Set exercise
Output every entry exactly as written.

Provided information

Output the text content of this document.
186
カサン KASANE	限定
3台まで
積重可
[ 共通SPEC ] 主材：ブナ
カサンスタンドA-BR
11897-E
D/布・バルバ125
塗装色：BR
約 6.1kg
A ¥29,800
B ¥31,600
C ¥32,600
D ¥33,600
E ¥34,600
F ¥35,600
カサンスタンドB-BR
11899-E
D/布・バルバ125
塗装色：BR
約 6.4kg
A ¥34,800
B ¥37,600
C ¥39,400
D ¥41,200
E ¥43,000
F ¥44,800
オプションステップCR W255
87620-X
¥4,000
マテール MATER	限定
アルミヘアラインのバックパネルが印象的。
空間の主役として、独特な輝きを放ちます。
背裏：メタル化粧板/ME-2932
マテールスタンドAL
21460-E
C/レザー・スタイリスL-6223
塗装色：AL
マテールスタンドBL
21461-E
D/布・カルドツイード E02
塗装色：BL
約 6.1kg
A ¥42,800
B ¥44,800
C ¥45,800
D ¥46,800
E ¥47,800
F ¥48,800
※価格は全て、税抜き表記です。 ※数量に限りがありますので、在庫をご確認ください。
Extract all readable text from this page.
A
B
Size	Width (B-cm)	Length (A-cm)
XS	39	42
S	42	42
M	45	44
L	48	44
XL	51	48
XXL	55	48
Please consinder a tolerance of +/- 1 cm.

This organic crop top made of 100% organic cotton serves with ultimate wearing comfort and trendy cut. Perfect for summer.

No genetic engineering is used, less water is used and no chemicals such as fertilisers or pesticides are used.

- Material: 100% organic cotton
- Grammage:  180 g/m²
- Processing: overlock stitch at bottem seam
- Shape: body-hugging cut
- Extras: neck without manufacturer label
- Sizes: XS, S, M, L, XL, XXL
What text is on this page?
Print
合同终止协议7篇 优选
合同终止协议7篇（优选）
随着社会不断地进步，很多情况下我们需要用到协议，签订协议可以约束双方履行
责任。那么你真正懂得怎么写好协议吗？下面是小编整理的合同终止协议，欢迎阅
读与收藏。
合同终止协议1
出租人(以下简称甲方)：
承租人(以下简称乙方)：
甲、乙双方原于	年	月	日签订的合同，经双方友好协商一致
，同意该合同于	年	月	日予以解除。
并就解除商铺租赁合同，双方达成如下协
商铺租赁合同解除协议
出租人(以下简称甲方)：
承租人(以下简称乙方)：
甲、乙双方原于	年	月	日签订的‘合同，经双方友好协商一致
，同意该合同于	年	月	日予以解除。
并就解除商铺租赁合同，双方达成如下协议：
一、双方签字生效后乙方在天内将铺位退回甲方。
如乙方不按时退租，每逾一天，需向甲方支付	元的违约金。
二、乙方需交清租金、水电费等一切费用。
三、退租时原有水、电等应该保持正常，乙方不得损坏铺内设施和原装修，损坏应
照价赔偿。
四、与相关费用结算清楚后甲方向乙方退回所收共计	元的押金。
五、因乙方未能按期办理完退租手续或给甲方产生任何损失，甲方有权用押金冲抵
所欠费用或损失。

Exercise response
Output the text content of this document.
186
カサン KASANE	限定
3台まで
積重可
[ 共通SPEC ] 主材：ブナ
カサンスタンドA-BR
11897-E
D/布・バルバ125
塗装色：BR
約 6.1kg
A ¥29,800
B ¥31,600
C ¥32,600
D ¥33,600
E ¥34,600
F ¥35,600
カサンスタンドB-BR
11899-E
D/布・バルバ125
塗装色：BR
約 6.4kg
A ¥34,800
B ¥37,600
C ¥39,400
D ¥41,200
E ¥43,000
F ¥44,800
オプションステップCR W255
87620-X
¥4,000
マテール MATER	限定
アルミヘアラインのバックパネルが印象的。
空間の主役として、独特な輝きを放ちます。
背裏：メタル化粧板/ME-2932
マテールスタンドAL
21460-E
C/レザー・スタイリスL-6223
塗装色：AL
マテールスタンドBL
21461-E
D/布・カルドツイード E02
塗装色：BL
約 6.1kg
A ¥42,800
B ¥44,800
C ¥45,800
D ¥46,800
E ¥47,800
F ¥48,800
※価格は全て、税抜き表記です。 ※数量に限りがありますので、在庫をご確認ください。
Extract all readable text from this page.
A
B
Size	Width (B-cm)	Length (A-cm)
XS	39	42
S	42	42
M	45	44
L	48	44
XL	51	48
XXL	55	48
Please consinder a tolerance of +/- 1 cm.

This organic crop top made of 100% organic cotton serves with ultimate wearing comfort and trendy cut. Perfect for summer.

No genetic engineering is used, less water is used and no chemicals such as fertilisers or pesticides are used.

- Material: 100% organic cotton
- Grammage:  180 g/m²
- Processing: overlock stitch at bottem seam
- Shape: body-hugging cut
- Extras: neck without manufacturer label
- Sizes: XS, S, M, L, XL, XXL
What text is on this page?
Print
合同终止协议7篇 优选
合同终止协议7篇（优选）
随着社会不断地进步，很多情况下我们需要用到协议，签订协议可以约束双方履行
责任。那么你真正懂得怎么写好协议吗？下面是小编整理的合同终止协议，欢迎阅
读与收藏。
合同终止协议1
出租人(以下简称甲方)：
承租人(以下简称乙方)：
甲、乙双方原于	年	月	日签订的合同，经双方友好协商一致
，同意该合同于	年	月	日予以解除。
并就解除商铺租赁合同，双方达成如下协
商铺租赁合同解除协议
出租人(以下简称甲方)：
承租人(以下简称乙方)：
甲、乙双方原于	年	月	日签订的‘合同，经双方友好协商一致
，同意该合同于	年	月	日予以解除。
并就解除商铺租赁合同，双方达成如下协议：
一、双方签字生效后乙方在天内将铺位退回甲方。
如乙方不按时退租，每逾一天，需向甲方支付	元的违约金。
二、乙方需交清租金、水电费等一切费用。
三、退租时原有水、电等应该保持正常，乙方不得损坏铺内设施和原装修，损坏应
照价赔偿。
四、与相关费用结算清楚后甲方向乙方退回所收共计	元的押金。
五、因乙方未能按期办理完退租手续或给甲方产生任何损失，甲方有权用押金冲抵
所欠费用或损失。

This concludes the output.